#### DATA PROVIDED

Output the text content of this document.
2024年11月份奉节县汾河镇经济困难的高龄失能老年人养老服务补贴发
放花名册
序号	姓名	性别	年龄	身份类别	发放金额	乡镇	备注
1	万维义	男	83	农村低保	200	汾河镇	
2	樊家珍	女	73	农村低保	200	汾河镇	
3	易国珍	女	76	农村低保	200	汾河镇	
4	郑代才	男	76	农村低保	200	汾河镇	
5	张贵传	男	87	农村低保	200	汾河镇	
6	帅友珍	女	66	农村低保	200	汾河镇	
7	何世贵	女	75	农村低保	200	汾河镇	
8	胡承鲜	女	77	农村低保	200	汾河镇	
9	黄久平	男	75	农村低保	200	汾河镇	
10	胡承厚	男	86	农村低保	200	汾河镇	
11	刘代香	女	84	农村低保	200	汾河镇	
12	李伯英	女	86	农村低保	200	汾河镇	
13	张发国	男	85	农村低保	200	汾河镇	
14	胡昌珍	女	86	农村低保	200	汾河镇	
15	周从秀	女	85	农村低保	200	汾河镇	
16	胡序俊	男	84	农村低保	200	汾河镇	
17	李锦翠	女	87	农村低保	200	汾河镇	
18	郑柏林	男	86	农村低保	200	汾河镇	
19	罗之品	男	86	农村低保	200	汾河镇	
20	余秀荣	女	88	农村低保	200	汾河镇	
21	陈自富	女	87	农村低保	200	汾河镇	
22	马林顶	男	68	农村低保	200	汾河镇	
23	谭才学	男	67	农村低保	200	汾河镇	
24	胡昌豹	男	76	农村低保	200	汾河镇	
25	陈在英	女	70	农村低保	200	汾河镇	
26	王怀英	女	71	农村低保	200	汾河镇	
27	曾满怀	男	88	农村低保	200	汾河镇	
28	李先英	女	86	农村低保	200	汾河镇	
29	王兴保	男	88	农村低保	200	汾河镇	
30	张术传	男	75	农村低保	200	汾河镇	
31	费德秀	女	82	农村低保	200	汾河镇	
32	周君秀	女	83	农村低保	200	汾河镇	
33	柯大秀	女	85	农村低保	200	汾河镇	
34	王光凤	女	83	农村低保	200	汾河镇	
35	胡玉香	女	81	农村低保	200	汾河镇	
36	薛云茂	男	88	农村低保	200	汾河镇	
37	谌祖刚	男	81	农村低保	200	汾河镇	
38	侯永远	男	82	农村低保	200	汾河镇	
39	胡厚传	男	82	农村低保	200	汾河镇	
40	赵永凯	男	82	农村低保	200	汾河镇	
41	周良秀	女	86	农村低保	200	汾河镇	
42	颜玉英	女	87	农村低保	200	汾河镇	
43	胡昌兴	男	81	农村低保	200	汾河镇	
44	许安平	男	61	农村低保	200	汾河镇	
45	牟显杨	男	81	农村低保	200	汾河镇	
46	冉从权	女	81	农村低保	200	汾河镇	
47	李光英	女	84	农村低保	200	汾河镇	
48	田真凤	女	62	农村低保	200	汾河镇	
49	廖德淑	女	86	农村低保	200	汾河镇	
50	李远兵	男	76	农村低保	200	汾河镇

########

WHAT IS REQUIRED
Extract all of the data shown above and repeat it verbatim.

WRITTEN ANSWER
Output the text content of this document.
2024年11月份奉节县汾河镇经济困难的高龄失能老年人养老服务补贴发
放花名册
序号	姓名	性别	年龄	身份类别	发放金额	乡镇	备注
1	万维义	男	83	农村低保	200	汾河镇	
2	樊家珍	女	73	农村低保	200	汾河镇	
3	易国珍	女	76	农村低保	200	汾河镇	
4	郑代才	男	76	农村低保	200	汾河镇	
5	张贵传	男	87	农村低保	200	汾河镇	
6	帅友珍	女	66	农村低保	200	汾河镇	
7	何世贵	女	75	农村低保	200	汾河镇	
8	胡承鲜	女	77	农村低保	200	汾河镇	
9	黄久平	男	75	农村低保	200	汾河镇	
10	胡承厚	男	86	农村低保	200	汾河镇	
11	刘代香	女	84	农村低保	200	汾河镇	
12	李伯英	女	86	农村低保	200	汾河镇	
13	张发国	男	85	农村低保	200	汾河镇	
14	胡昌珍	女	86	农村低保	200	汾河镇	
15	周从秀	女	85	农村低保	200	汾河镇	
16	胡序俊	男	84	农村低保	200	汾河镇	
17	李锦翠	女	87	农村低保	200	汾河镇	
18	郑柏林	男	86	农村低保	200	汾河镇	
19	罗之品	男	86	农村低保	200	汾河镇	
20	余秀荣	女	88	农村低保	200	汾河镇	
21	陈自富	女	87	农村低保	200	汾河镇	
22	马林顶	男	68	农村低保	200	汾河镇	
23	谭才学	男	67	农村低保	200	汾河镇	
24	胡昌豹	男	76	农村低保	200	汾河镇	
25	陈在英	女	70	农村低保	200	汾河镇	
26	王怀英	女	71	农村低保	200	汾河镇	
27	曾满怀	男	88	农村低保	200	汾河镇	
28	李先英	女	86	农村低保	200	汾河镇	
29	王兴保	男	88	农村低保	200	汾河镇	
30	张术传	男	75	农村低保	200	汾河镇	
31	费德秀	女	82	农村低保	200	汾河镇	
32	周君秀	女	83	农村低保	200	汾河镇	
33	柯大秀	女	85	农村低保	200	汾河镇	
34	王光凤	女	83	农村低保	200	汾河镇	
35	胡玉香	女	81	农村低保	200	汾河镇	
36	薛云茂	男	88	农村低保	200	汾河镇	
37	谌祖刚	男	81	农村低保	200	汾河镇	
38	侯永远	男	82	农村低保	200	汾河镇	
39	胡厚传	男	82	农村低保	200	汾河镇	
40	赵永凯	男	82	农村低保	200	汾河镇	
41	周良秀	女	86	农村低保	200	汾河镇	
42	颜玉英	女	87	农村低保	200	汾河镇	
43	胡昌兴	男	81	农村低保	200	汾河镇	
44	许安平	男	61	农村低保	200	汾河镇	
45	牟显杨	男	81	农村低保	200	汾河镇	
46	冉从权	女	81	农村低保	200	汾河镇	
47	李光英	女	84	农村低保	200	汾河镇	
48	田真凤	女	62	农村低保	200	汾河镇	
49	廖德淑	女	86	农村低保	200	汾河镇	
50	李远兵	男	76	农村低保	200	汾河镇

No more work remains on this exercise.